Quote all of the data below exactly, please.
start GIVEN ENTRIES
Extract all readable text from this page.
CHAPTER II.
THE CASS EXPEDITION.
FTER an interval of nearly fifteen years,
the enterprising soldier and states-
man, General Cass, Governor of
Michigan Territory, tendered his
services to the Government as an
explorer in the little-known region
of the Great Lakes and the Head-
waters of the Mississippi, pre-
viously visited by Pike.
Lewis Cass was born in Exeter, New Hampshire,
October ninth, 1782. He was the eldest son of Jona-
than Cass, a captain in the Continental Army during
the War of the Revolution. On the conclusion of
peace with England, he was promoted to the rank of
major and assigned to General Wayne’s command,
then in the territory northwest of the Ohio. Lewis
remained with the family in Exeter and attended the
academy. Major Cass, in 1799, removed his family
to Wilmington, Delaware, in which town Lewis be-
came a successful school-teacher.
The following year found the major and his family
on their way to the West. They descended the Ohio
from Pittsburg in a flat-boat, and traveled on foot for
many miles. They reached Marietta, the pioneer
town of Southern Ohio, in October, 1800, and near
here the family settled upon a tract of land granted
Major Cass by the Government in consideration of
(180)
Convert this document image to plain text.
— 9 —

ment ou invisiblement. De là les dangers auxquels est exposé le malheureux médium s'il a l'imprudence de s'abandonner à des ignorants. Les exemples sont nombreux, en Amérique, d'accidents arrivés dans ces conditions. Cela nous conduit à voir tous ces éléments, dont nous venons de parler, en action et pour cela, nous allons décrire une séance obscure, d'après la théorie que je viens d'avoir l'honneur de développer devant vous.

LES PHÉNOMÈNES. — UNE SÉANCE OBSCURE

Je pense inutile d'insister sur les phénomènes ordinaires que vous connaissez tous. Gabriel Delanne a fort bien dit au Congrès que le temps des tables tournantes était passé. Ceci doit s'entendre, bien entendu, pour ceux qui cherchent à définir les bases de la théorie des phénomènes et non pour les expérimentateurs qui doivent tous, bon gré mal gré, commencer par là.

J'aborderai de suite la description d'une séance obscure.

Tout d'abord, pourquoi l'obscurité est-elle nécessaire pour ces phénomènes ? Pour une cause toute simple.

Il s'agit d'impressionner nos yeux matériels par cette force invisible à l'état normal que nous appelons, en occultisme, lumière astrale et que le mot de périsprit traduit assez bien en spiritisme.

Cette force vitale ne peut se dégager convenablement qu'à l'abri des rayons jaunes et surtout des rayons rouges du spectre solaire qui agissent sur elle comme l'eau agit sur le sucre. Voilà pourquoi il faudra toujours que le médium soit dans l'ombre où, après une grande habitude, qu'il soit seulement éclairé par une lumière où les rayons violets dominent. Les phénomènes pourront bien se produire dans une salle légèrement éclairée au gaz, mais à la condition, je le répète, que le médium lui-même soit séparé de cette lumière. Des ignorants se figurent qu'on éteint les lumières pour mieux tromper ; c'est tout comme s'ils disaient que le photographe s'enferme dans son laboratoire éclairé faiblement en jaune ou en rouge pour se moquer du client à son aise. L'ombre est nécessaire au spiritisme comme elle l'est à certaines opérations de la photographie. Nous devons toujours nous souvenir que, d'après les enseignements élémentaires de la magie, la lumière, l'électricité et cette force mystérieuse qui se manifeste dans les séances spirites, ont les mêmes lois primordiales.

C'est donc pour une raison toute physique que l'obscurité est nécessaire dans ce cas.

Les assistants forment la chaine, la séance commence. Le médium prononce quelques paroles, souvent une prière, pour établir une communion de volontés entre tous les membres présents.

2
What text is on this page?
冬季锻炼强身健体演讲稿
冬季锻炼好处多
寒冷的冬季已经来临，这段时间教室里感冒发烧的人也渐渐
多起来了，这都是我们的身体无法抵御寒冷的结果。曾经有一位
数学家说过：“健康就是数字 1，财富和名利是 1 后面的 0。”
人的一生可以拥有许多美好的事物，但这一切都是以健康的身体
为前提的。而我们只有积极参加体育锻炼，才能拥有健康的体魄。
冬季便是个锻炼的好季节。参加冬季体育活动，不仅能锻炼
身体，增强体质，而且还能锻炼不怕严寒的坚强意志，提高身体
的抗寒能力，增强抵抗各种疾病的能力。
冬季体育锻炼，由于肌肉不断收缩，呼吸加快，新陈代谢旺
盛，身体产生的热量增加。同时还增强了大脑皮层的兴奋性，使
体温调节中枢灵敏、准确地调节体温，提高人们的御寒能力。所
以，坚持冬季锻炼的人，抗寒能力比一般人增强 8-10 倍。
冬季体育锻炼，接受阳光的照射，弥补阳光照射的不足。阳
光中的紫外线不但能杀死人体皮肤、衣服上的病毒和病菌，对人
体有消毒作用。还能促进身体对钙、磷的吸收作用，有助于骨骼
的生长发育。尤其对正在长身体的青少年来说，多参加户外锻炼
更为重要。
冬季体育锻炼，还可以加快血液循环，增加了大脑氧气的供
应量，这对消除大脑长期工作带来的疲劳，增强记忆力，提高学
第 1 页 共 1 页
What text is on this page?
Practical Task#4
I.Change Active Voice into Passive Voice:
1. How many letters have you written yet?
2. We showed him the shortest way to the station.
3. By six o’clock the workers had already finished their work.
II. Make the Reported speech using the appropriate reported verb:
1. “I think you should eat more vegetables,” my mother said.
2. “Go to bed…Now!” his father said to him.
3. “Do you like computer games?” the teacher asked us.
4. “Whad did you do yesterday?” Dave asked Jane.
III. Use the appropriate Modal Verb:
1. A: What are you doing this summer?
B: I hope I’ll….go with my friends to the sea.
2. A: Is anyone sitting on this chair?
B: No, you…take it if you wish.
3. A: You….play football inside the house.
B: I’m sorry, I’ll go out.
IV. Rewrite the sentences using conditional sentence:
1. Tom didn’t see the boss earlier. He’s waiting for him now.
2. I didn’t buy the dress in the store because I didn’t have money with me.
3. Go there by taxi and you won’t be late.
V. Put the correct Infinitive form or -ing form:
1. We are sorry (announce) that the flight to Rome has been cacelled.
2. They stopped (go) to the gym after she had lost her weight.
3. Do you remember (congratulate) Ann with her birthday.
end GIVEN ENTRIES
_EXERCISE OUTPUT_
Extract all readable text from this page.
CHAPTER II.
THE CASS EXPEDITION.
FTER an interval of nearly fifteen years,
the enterprising soldier and states-
man, General Cass, Governor of
Michigan Territory, tendered his
services to the Government as an
explorer in the little-known region
of the Great Lakes and the Head-
waters of the Mississippi, pre-
viously visited by Pike.
Lewis Cass was born in Exeter, New Hampshire,
October ninth, 1782. He was the eldest son of Jona-
than Cass, a captain in the Continental Army during
the War of the Revolution. On the conclusion of
peace with England, he was promoted to the rank of
major and assigned to General Wayne’s command,
then in the territory northwest of the Ohio. Lewis
remained with the family in Exeter and attended the
academy. Major Cass, in 1799, removed his family
to Wilmington, Delaware, in which town Lewis be-
came a successful school-teacher.
The following year found the major and his family
on their way to the West. They descended the Ohio
from Pittsburg in a flat-boat, and traveled on foot for
many miles. They reached Marietta, the pioneer
town of Southern Ohio, in October, 1800, and near
here the family settled upon a tract of land granted
Major Cass by the Government in consideration of
(180)
Convert this document image to plain text.
— 9 —

ment ou invisiblement. De là les dangers auxquels est exposé le malheureux médium s'il a l'imprudence de s'abandonner à des ignorants. Les exemples sont nombreux, en Amérique, d'accidents arrivés dans ces conditions. Cela nous conduit à voir tous ces éléments, dont nous venons de parler, en action et pour cela, nous allons décrire une séance obscure, d'après la théorie que je viens d'avoir l'honneur de développer devant vous.

LES PHÉNOMÈNES. — UNE SÉANCE OBSCURE

Je pense inutile d'insister sur les phénomènes ordinaires que vous connaissez tous. Gabriel Delanne a fort bien dit au Congrès que le temps des tables tournantes était passé. Ceci doit s'entendre, bien entendu, pour ceux qui cherchent à définir les bases de la théorie des phénomènes et non pour les expérimentateurs qui doivent tous, bon gré mal gré, commencer par là.

J'aborderai de suite la description d'une séance obscure.

Tout d'abord, pourquoi l'obscurité est-elle nécessaire pour ces phénomènes ? Pour une cause toute simple.

Il s'agit d'impressionner nos yeux matériels par cette force invisible à l'état normal que nous appelons, en occultisme, lumière astrale et que le mot de périsprit traduit assez bien en spiritisme.

Cette force vitale ne peut se dégager convenablement qu'à l'abri des rayons jaunes et surtout des rayons rouges du spectre solaire qui agissent sur elle comme l'eau agit sur le sucre. Voilà pourquoi il faudra toujours que le médium soit dans l'ombre où, après une grande habitude, qu'il soit seulement éclairé par une lumière où les rayons violets dominent. Les phénomènes pourront bien se produire dans une salle légèrement éclairée au gaz, mais à la condition, je le répète, que le médium lui-même soit séparé de cette lumière. Des ignorants se figurent qu'on éteint les lumières pour mieux tromper ; c'est tout comme s'ils disaient que le photographe s'enferme dans son laboratoire éclairé faiblement en jaune ou en rouge pour se moquer du client à son aise. L'ombre est nécessaire au spiritisme comme elle l'est à certaines opérations de la photographie. Nous devons toujours nous souvenir que, d'après les enseignements élémentaires de la magie, la lumière, l'électricité et cette force mystérieuse qui se manifeste dans les séances spirites, ont les mêmes lois primordiales.

C'est donc pour une raison toute physique que l'obscurité est nécessaire dans ce cas.

Les assistants forment la chaine, la séance commence. Le médium prononce quelques paroles, souvent une prière, pour établir une communion de volontés entre tous les membres présents.

2
What text is on this page?
冬季锻炼强身健体演讲稿
冬季锻炼好处多
寒冷的冬季已经来临，这段时间教室里感冒发烧的人也渐渐
多起来了，这都是我们的身体无法抵御寒冷的结果。曾经有一位
数学家说过：“健康就是数字 1，财富和名利是 1 后面的 0。”
人的一生可以拥有许多美好的事物，但这一切都是以健康的身体
为前提的。而我们只有积极参加体育锻炼，才能拥有健康的体魄。
冬季便是个锻炼的好季节。参加冬季体育活动，不仅能锻炼
身体，增强体质，而且还能锻炼不怕严寒的坚强意志，提高身体
的抗寒能力，增强抵抗各种疾病的能力。
冬季体育锻炼，由于肌肉不断收缩，呼吸加快，新陈代谢旺
盛，身体产生的热量增加。同时还增强了大脑皮层的兴奋性，使
体温调节中枢灵敏、准确地调节体温，提高人们的御寒能力。所
以，坚持冬季锻炼的人，抗寒能力比一般人增强 8-10 倍。
冬季体育锻炼，接受阳光的照射，弥补阳光照射的不足。阳
光中的紫外线不但能杀死人体皮肤、衣服上的病毒和病菌，对人
体有消毒作用。还能促进身体对钙、磷的吸收作用，有助于骨骼
的生长发育。尤其对正在长身体的青少年来说，多参加户外锻炼
更为重要。
冬季体育锻炼，还可以加快血液循环，增加了大脑氧气的供
应量，这对消除大脑长期工作带来的疲劳，增强记忆力，提高学
第 1 页 共 1 页
What text is on this page?
Practical Task#4
I.Change Active Voice into Passive Voice:
1. How many letters have you written yet?
2. We showed him the shortest way to the station.
3. By six o’clock the workers had already finished their work.
II. Make the Reported speech using the appropriate reported verb:
1. “I think you should eat more vegetables,” my mother said.
2. “Go to bed…Now!” his father said to him.
3. “Do you like computer games?” the teacher asked us.
4. “Whad did you do yesterday?” Dave asked Jane.
III. Use the appropriate Modal Verb:
1. A: What are you doing this summer?
B: I hope I’ll….go with my friends to the sea.
2. A: Is anyone sitting on this chair?
B: No, you…take it if you wish.
3. A: You….play football inside the house.
B: I’m sorry, I’ll go out.
IV. Rewrite the sentences using conditional sentence:
1. Tom didn’t see the boss earlier. He’s waiting for him now.
2. I didn’t buy the dress in the store because I didn’t have money with me.
3. Go there by taxi and you won’t be late.
V. Put the correct Infinitive form or -ing form:
1. We are sorry (announce) that the flight to Rome has been cacelled.
2. They stopped (go) to the gym after she had lost her weight.
3. Do you remember (congratulate) Ann with her birthday.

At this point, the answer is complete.